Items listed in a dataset
⁂

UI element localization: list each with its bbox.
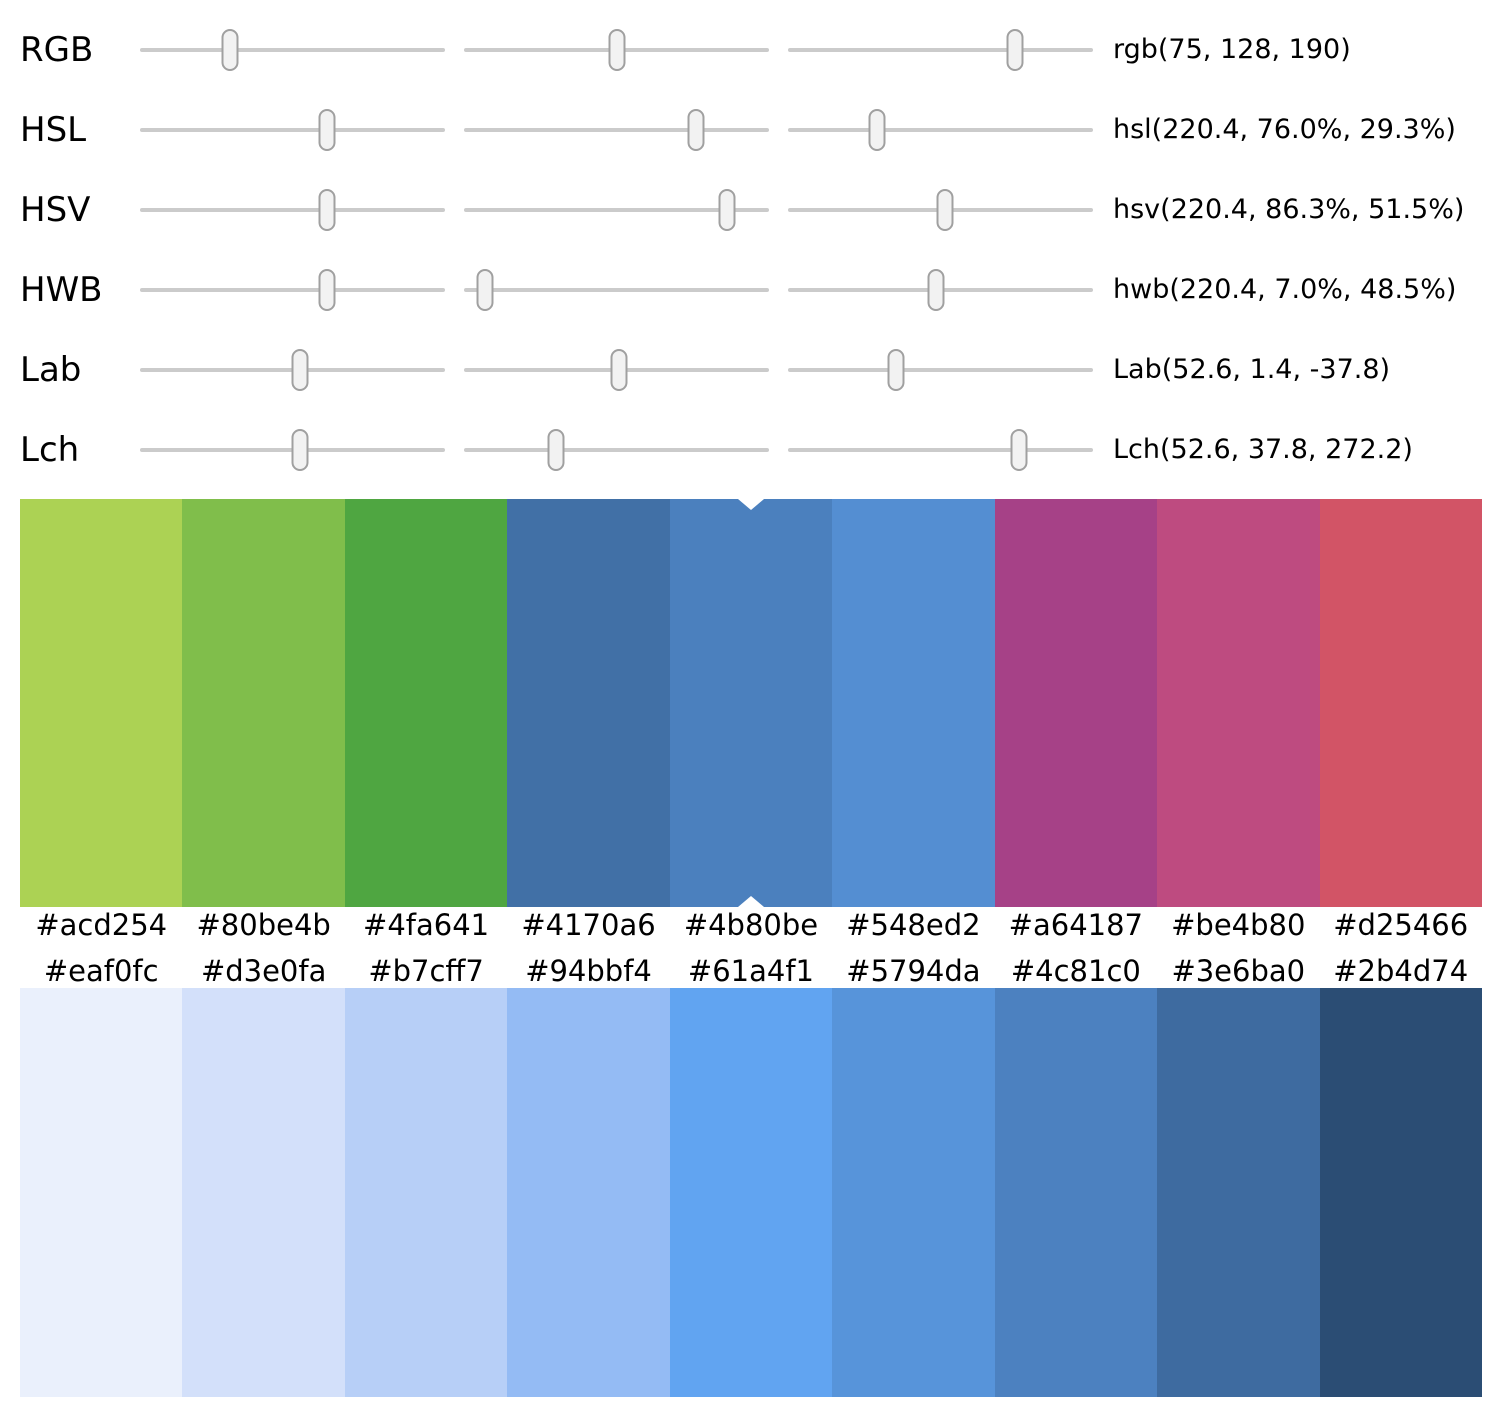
hex-code-label: #d3e0fa <box>200 954 327 988</box>
slider-thumb-channel-2[interactable] <box>610 349 628 391</box>
hex-code-label: #a64187 <box>1008 908 1143 942</box>
slider-track-channel-1[interactable] <box>140 349 445 391</box>
palette-swatch[interactable] <box>20 988 183 1397</box>
slider-track-channel-1[interactable] <box>140 29 445 71</box>
palette-swatch-selected[interactable] <box>669 499 833 907</box>
hex-code-label: #4c81c0 <box>1010 954 1141 988</box>
color-value-text: Lab(52.6, 1.4, -37.8) <box>1113 354 1391 385</box>
color-model-label: HWB <box>20 270 103 310</box>
slider-thumb-channel-2[interactable] <box>687 109 705 151</box>
slider-track-channel-2[interactable] <box>464 269 769 311</box>
slider-thumb-channel-3[interactable] <box>1010 429 1028 471</box>
shade-palette <box>20 988 1482 1397</box>
selection-notch-top-icon <box>737 499 764 510</box>
slider-row: HWB hwb(220.4, 7.0%, 48.5%) <box>0 269 1501 311</box>
shade-palette-hex-labels: #eaf0fc #d3e0fa #b7cff7 #94bbf4 #61a4f1 #5794… <box>20 950 1482 992</box>
slider-thumb-channel-1[interactable] <box>291 349 309 391</box>
color-model-label: Lab <box>20 350 82 390</box>
palette-swatch[interactable] <box>507 988 670 1397</box>
palette-swatch[interactable] <box>1157 988 1320 1397</box>
palette-swatch[interactable] <box>994 988 1158 1397</box>
slider-thumb-channel-2[interactable] <box>718 189 736 231</box>
hex-code-label: #4b80be <box>683 908 819 942</box>
hue-palette <box>20 499 1482 907</box>
palette-swatch[interactable] <box>344 988 508 1397</box>
slider-thumb-channel-1[interactable] <box>318 189 336 231</box>
palette-swatch[interactable] <box>1319 499 1482 907</box>
slider-track-channel-2[interactable] <box>464 189 769 231</box>
slider-row: RGB rgb(75, 128, 190) <box>0 29 1501 71</box>
hex-code-label: #4170a6 <box>521 908 656 942</box>
hue-palette-hex-labels: #acd254 #80be4b #4fa641 #4170a6 #4b80be #548e… <box>20 904 1482 946</box>
color-value-text: Lch(52.6, 37.8, 272.2) <box>1113 434 1413 465</box>
hex-code-label: #5794da <box>846 954 981 988</box>
color-value-text: rgb(75, 128, 190) <box>1113 34 1351 65</box>
slider-thumb-channel-3[interactable] <box>887 349 905 391</box>
color-model-label: HSV <box>20 190 91 230</box>
slider-row: HSV hsv(220.4, 86.3%, 51.5%) <box>0 189 1501 231</box>
palette-swatch[interactable] <box>832 988 995 1397</box>
palette-swatch[interactable] <box>182 499 345 907</box>
color-value-text: hwb(220.4, 7.0%, 48.5%) <box>1113 274 1457 305</box>
color-model-label: RGB <box>20 30 94 70</box>
slider-track-channel-1[interactable] <box>140 429 445 471</box>
slider-thumb-channel-1[interactable] <box>291 429 309 471</box>
palette-swatch[interactable] <box>669 988 833 1397</box>
hex-code-label: #3e6ba0 <box>1171 954 1306 988</box>
slider-thumb-channel-3[interactable] <box>936 189 954 231</box>
slider-track-channel-1[interactable] <box>140 109 445 151</box>
slider-row: HSL hsl(220.4, 76.0%, 29.3%) <box>0 109 1501 151</box>
slider-thumb-channel-3[interactable] <box>868 109 886 151</box>
palette-swatch[interactable] <box>994 499 1158 907</box>
hex-code-label: #94bbf4 <box>525 954 652 988</box>
slider-track-channel-3[interactable] <box>788 189 1093 231</box>
slider-thumb-channel-3[interactable] <box>927 269 945 311</box>
slider-track-channel-1[interactable] <box>140 189 445 231</box>
color-value-text: hsv(220.4, 86.3%, 51.5%) <box>1113 194 1465 225</box>
slider-track-channel-2[interactable] <box>464 349 769 391</box>
palette-swatch[interactable] <box>1157 499 1320 907</box>
hex-code-label: #be4b80 <box>1171 908 1306 942</box>
slider-track-channel-3[interactable] <box>788 109 1093 151</box>
hex-code-label: #4fa641 <box>363 908 490 942</box>
slider-track-channel-3[interactable] <box>788 349 1093 391</box>
hex-code-label: #548ed2 <box>846 908 981 942</box>
hex-code-label: #80be4b <box>196 908 331 942</box>
color-model-label: HSL <box>20 110 87 150</box>
slider-row: Lab Lab(52.6, 1.4, -37.8) <box>0 349 1501 391</box>
slider-track-channel-1[interactable] <box>140 269 445 311</box>
hex-code-label: #b7cff7 <box>368 954 484 988</box>
hex-code-label: #2b4d74 <box>1333 954 1469 988</box>
slider-thumb-channel-3[interactable] <box>1006 29 1024 71</box>
hex-code-label: #acd254 <box>35 908 168 942</box>
slider-row: Lch Lch(52.6, 37.8, 272.2) <box>0 429 1501 471</box>
palette-swatch[interactable] <box>832 499 995 907</box>
hex-code-label: #61a4f1 <box>687 954 815 988</box>
palette-swatch[interactable] <box>182 988 345 1397</box>
palette-swatch[interactable] <box>1319 988 1482 1397</box>
slider-track-channel-3[interactable] <box>788 429 1093 471</box>
slider-thumb-channel-1[interactable] <box>318 269 336 311</box>
slider-track-channel-3[interactable] <box>788 269 1093 311</box>
slider-thumb-channel-1[interactable] <box>318 109 336 151</box>
slider-track-channel-2[interactable] <box>464 429 769 471</box>
slider-thumb-channel-2[interactable] <box>547 429 565 471</box>
hex-code-label: #d25466 <box>1333 908 1469 942</box>
selection-notch-bottom-icon <box>737 896 764 907</box>
slider-track-channel-2[interactable] <box>464 29 769 71</box>
slider-track-channel-3[interactable] <box>788 29 1093 71</box>
color-value-text: hsl(220.4, 76.0%, 29.3%) <box>1113 114 1456 145</box>
slider-thumb-channel-2[interactable] <box>608 29 626 71</box>
slider-thumb-channel-2[interactable] <box>476 269 494 311</box>
slider-thumb-channel-1[interactable] <box>221 29 239 71</box>
hex-code-label: #eaf0fc <box>43 954 159 988</box>
palette-swatch[interactable] <box>344 499 508 907</box>
palette-swatch[interactable] <box>507 499 670 907</box>
color-model-label: Lch <box>20 430 80 470</box>
slider-track-channel-2[interactable] <box>464 109 769 151</box>
palette-swatch[interactable] <box>20 499 183 907</box>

⁂

WRITTEN TASK
Could you output every one of these lines exactly, with the pictures left out?

ANSWER TO THE TASK
UI element localization: list each with its bbox.
hex-code-label: #d3e0fa <box>200 954 327 988</box>
slider-thumb-channel-2[interactable] <box>610 349 628 391</box>
hex-code-label: #a64187 <box>1008 908 1143 942</box>
slider-track-channel-1[interactable] <box>140 349 445 391</box>
palette-swatch[interactable] <box>20 988 183 1397</box>
slider-track-channel-1[interactable] <box>140 29 445 71</box>
palette-swatch-selected[interactable] <box>669 499 833 907</box>
hex-code-label: #4c81c0 <box>1010 954 1141 988</box>
color-value-text: Lab(52.6, 1.4, -37.8) <box>1113 354 1391 385</box>
color-model-label: HWB <box>20 270 103 310</box>
slider-thumb-channel-2[interactable] <box>687 109 705 151</box>
slider-track-channel-2[interactable] <box>464 269 769 311</box>
slider-thumb-channel-3[interactable] <box>1010 429 1028 471</box>
shade-palette <box>20 988 1482 1397</box>
selection-notch-top-icon <box>737 499 764 510</box>
slider-row: HWB hwb(220.4, 7.0%, 48.5%) <box>0 269 1501 311</box>
shade-palette-hex-labels: #eaf0fc #d3e0fa #b7cff7 #94bbf4 #61a4f1 #5794… <box>20 950 1482 992</box>
slider-thumb-channel-1[interactable] <box>291 349 309 391</box>
color-model-label: Lab <box>20 350 82 390</box>
palette-swatch[interactable] <box>507 988 670 1397</box>
palette-swatch[interactable] <box>1157 988 1320 1397</box>
palette-swatch[interactable] <box>994 988 1158 1397</box>
slider-thumb-channel-2[interactable] <box>718 189 736 231</box>
hex-code-label: #4b80be <box>683 908 819 942</box>
hue-palette <box>20 499 1482 907</box>
palette-swatch[interactable] <box>344 988 508 1397</box>
slider-thumb-channel-1[interactable] <box>318 189 336 231</box>
palette-swatch[interactable] <box>1319 499 1482 907</box>
slider-track-channel-2[interactable] <box>464 189 769 231</box>
slider-row: RGB rgb(75, 128, 190) <box>0 29 1501 71</box>
hex-code-label: #4170a6 <box>521 908 656 942</box>
hue-palette-hex-labels: #acd254 #80be4b #4fa641 #4170a6 #4b80be #548e… <box>20 904 1482 946</box>
color-value-text: Lch(52.6, 37.8, 272.2) <box>1113 434 1413 465</box>
hex-code-label: #5794da <box>846 954 981 988</box>
color-value-text: rgb(75, 128, 190) <box>1113 34 1351 65</box>
slider-thumb-channel-3[interactable] <box>887 349 905 391</box>
color-model-label: HSV <box>20 190 91 230</box>
slider-row: HSV hsv(220.4, 86.3%, 51.5%) <box>0 189 1501 231</box>
palette-swatch[interactable] <box>832 988 995 1397</box>
palette-swatch[interactable] <box>182 499 345 907</box>
color-value-text: hwb(220.4, 7.0%, 48.5%) <box>1113 274 1457 305</box>
color-model-label: RGB <box>20 30 94 70</box>
slider-track-channel-1[interactable] <box>140 429 445 471</box>
slider-thumb-channel-1[interactable] <box>291 429 309 471</box>
palette-swatch[interactable] <box>669 988 833 1397</box>
hex-code-label: #3e6ba0 <box>1171 954 1306 988</box>
slider-thumb-channel-3[interactable] <box>936 189 954 231</box>
slider-track-channel-1[interactable] <box>140 109 445 151</box>
slider-row: HSL hsl(220.4, 76.0%, 29.3%) <box>0 109 1501 151</box>
slider-thumb-channel-3[interactable] <box>868 109 886 151</box>
palette-swatch[interactable] <box>994 499 1158 907</box>
hex-code-label: #94bbf4 <box>525 954 652 988</box>
slider-track-channel-3[interactable] <box>788 189 1093 231</box>
slider-thumb-channel-3[interactable] <box>927 269 945 311</box>
slider-track-channel-1[interactable] <box>140 189 445 231</box>
color-value-text: hsv(220.4, 86.3%, 51.5%) <box>1113 194 1465 225</box>
slider-track-channel-2[interactable] <box>464 349 769 391</box>
palette-swatch[interactable] <box>1157 499 1320 907</box>
hex-code-label: #be4b80 <box>1171 908 1306 942</box>
slider-track-channel-3[interactable] <box>788 109 1093 151</box>
hex-code-label: #4fa641 <box>363 908 490 942</box>
slider-track-channel-3[interactable] <box>788 349 1093 391</box>
hex-code-label: #548ed2 <box>846 908 981 942</box>
hex-code-label: #80be4b <box>196 908 331 942</box>
color-model-label: HSL <box>20 110 87 150</box>
slider-row: Lab Lab(52.6, 1.4, -37.8) <box>0 349 1501 391</box>
slider-track-channel-1[interactable] <box>140 269 445 311</box>
hex-code-label: #b7cff7 <box>368 954 484 988</box>
hex-code-label: #2b4d74 <box>1333 954 1469 988</box>
slider-thumb-channel-3[interactable] <box>1006 29 1024 71</box>
hex-code-label: #acd254 <box>35 908 168 942</box>
slider-row: Lch Lch(52.6, 37.8, 272.2) <box>0 429 1501 471</box>
palette-swatch[interactable] <box>832 499 995 907</box>
hex-code-label: #61a4f1 <box>687 954 815 988</box>
palette-swatch[interactable] <box>182 988 345 1397</box>
palette-swatch[interactable] <box>1319 988 1482 1397</box>
slider-track-channel-3[interactable] <box>788 429 1093 471</box>
slider-thumb-channel-1[interactable] <box>318 269 336 311</box>
slider-track-channel-3[interactable] <box>788 269 1093 311</box>
slider-thumb-channel-1[interactable] <box>318 109 336 151</box>
slider-track-channel-2[interactable] <box>464 429 769 471</box>
slider-thumb-channel-2[interactable] <box>547 429 565 471</box>
hex-code-label: #d25466 <box>1333 908 1469 942</box>
selection-notch-bottom-icon <box>737 896 764 907</box>
slider-track-channel-2[interactable] <box>464 29 769 71</box>
slider-track-channel-3[interactable] <box>788 29 1093 71</box>
color-value-text: hsl(220.4, 76.0%, 29.3%) <box>1113 114 1456 145</box>
slider-thumb-channel-2[interactable] <box>608 29 626 71</box>
slider-thumb-channel-2[interactable] <box>476 269 494 311</box>
slider-thumb-channel-1[interactable] <box>221 29 239 71</box>
hex-code-label: #eaf0fc <box>43 954 159 988</box>
palette-swatch[interactable] <box>344 499 508 907</box>
palette-swatch[interactable] <box>507 499 670 907</box>
color-model-label: Lch <box>20 430 80 470</box>
slider-track-channel-2[interactable] <box>464 109 769 151</box>
palette-swatch[interactable] <box>20 499 183 907</box>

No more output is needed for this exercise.